Task description.
Copy out the lines of the listing from the line with "aprendizes-label: [102, 454, 457, 485]" up to and including the line with "cep-field[interactable]: [105, 264, 663, 281]".

Collected data entries:
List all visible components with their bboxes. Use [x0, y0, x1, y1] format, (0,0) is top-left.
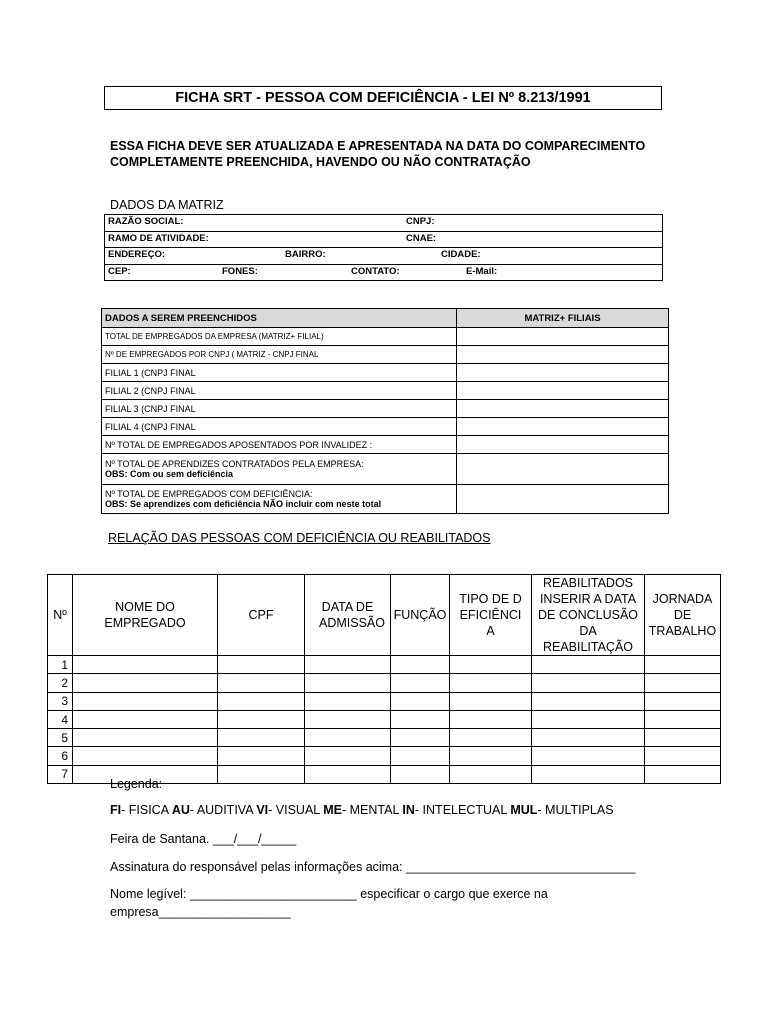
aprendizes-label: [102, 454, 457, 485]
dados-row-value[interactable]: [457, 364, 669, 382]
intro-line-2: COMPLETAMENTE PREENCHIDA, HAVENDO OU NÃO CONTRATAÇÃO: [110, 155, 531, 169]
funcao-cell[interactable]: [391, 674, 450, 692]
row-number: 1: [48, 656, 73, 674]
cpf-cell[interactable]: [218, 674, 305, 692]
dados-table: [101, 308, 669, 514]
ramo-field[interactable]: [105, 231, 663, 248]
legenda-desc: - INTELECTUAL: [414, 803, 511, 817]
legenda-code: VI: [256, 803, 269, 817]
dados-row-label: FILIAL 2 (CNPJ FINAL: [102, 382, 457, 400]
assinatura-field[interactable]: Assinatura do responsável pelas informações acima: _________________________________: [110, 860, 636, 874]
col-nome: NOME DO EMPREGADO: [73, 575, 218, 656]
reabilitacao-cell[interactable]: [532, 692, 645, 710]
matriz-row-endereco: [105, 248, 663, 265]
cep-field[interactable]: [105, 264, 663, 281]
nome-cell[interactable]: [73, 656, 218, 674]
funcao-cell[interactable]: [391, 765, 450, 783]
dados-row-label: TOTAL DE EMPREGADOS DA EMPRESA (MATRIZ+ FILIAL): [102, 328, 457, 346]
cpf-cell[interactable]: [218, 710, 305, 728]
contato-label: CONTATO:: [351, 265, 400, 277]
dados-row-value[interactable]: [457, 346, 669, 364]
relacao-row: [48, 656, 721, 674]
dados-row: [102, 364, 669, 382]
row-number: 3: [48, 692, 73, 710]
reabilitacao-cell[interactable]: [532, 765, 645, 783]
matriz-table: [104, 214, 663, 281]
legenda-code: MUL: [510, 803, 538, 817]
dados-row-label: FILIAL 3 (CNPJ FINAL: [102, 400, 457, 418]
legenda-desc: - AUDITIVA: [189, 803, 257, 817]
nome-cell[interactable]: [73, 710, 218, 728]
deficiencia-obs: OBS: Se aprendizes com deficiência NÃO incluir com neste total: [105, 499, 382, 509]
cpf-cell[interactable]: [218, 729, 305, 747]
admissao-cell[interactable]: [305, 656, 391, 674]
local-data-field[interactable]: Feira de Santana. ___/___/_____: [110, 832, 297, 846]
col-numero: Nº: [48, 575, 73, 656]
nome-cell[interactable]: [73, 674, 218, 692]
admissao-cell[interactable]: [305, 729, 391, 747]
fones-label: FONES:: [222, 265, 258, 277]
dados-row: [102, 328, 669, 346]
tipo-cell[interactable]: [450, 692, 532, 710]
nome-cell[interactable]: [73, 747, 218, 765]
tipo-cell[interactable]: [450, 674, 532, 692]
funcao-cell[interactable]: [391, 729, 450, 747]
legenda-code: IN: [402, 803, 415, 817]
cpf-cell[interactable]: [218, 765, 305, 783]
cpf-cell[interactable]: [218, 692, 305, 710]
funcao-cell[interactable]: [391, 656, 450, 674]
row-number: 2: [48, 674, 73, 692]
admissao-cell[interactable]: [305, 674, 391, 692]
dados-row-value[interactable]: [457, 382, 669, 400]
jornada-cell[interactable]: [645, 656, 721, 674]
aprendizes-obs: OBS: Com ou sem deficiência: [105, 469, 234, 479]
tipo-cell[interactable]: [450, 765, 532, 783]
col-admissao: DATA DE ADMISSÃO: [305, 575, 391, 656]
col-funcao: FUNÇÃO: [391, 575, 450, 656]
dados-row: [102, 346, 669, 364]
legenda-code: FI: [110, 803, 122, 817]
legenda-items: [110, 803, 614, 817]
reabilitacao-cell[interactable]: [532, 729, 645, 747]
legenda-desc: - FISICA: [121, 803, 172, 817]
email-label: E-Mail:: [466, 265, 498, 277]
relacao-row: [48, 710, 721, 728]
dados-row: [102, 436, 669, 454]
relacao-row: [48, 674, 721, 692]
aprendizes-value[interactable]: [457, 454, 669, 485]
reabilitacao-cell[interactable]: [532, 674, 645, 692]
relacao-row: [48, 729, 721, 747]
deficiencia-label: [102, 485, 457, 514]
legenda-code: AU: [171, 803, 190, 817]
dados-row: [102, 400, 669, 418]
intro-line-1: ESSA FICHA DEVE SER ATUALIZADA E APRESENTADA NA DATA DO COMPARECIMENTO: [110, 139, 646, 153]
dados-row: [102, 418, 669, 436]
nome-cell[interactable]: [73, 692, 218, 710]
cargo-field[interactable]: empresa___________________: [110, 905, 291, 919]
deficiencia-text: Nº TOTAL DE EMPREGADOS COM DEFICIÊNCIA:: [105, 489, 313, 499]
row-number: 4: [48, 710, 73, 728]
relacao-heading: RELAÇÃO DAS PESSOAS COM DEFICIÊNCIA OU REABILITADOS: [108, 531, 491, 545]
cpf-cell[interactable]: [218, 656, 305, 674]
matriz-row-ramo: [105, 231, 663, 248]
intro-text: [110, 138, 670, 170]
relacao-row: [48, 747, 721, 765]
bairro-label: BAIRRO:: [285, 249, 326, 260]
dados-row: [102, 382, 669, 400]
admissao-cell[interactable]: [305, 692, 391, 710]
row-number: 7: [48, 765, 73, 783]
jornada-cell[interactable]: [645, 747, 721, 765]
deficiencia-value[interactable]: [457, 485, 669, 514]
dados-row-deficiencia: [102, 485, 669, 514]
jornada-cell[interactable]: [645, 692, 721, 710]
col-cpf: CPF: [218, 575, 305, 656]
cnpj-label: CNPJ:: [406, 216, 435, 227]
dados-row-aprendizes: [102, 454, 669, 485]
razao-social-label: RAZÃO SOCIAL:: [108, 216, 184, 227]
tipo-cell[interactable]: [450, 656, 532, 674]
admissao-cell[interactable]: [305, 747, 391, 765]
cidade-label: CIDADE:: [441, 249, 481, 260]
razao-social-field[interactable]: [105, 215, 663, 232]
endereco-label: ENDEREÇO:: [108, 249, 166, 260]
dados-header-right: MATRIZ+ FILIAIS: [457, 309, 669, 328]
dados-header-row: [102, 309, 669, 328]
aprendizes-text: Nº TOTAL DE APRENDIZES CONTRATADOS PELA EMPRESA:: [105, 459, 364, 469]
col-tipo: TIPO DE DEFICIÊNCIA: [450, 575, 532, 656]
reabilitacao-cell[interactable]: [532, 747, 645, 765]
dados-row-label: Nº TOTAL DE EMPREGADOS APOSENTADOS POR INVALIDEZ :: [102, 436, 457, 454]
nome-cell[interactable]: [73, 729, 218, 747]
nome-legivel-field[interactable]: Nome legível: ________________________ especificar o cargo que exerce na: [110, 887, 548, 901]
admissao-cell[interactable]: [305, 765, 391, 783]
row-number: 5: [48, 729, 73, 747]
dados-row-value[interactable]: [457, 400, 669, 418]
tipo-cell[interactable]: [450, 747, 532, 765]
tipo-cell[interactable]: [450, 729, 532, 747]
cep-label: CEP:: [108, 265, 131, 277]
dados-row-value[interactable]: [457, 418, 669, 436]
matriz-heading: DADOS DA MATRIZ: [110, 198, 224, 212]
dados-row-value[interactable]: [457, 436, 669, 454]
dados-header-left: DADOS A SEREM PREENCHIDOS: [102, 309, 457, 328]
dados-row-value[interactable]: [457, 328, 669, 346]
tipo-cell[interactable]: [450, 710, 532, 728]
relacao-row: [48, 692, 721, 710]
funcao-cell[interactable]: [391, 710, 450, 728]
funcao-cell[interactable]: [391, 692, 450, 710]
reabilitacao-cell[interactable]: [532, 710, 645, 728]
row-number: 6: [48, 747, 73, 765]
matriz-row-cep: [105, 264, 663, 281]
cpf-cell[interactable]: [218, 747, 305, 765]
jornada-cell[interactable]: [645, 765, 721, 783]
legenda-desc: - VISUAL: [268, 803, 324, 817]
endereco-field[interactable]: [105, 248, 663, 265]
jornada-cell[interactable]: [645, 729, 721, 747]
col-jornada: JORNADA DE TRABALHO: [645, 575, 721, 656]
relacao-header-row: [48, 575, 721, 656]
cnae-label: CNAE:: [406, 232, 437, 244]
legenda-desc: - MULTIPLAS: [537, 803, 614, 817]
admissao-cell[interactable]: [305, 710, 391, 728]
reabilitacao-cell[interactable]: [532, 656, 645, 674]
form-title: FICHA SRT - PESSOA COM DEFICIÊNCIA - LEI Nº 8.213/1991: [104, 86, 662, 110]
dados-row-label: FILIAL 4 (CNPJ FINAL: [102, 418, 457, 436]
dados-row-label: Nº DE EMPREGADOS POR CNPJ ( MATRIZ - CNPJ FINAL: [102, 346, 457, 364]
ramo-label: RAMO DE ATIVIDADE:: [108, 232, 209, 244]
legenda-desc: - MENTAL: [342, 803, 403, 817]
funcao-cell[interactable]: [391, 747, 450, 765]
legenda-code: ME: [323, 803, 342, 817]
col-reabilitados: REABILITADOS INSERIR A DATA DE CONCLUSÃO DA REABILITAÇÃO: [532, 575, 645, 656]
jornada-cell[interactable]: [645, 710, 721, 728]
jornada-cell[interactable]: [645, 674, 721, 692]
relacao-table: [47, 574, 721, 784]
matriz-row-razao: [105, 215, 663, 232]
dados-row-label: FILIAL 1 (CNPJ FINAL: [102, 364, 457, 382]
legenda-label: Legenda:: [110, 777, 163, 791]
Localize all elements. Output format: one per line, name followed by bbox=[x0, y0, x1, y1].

Solution.
aprendizes-label: [102, 454, 457, 485]
dados-row-value[interactable]: [457, 364, 669, 382]
intro-line-2: COMPLETAMENTE PREENCHIDA, HAVENDO OU NÃO CONTRATAÇÃO: [110, 155, 531, 169]
funcao-cell[interactable]: [391, 674, 450, 692]
row-number: 1: [48, 656, 73, 674]
cpf-cell[interactable]: [218, 674, 305, 692]
dados-table: [101, 308, 669, 514]
ramo-field[interactable]: [105, 231, 663, 248]
legenda-desc: - INTELECTUAL: [414, 803, 511, 817]
legenda-code: VI: [256, 803, 269, 817]
dados-row-label: FILIAL 2 (CNPJ FINAL: [102, 382, 457, 400]
assinatura-field[interactable]: Assinatura do responsável pelas informações acima: _________________________________: [110, 860, 636, 874]
col-nome: NOME DO EMPREGADO: [73, 575, 218, 656]
reabilitacao-cell[interactable]: [532, 692, 645, 710]
matriz-row-endereco: [105, 248, 663, 265]
cep-field[interactable]: [105, 264, 663, 281]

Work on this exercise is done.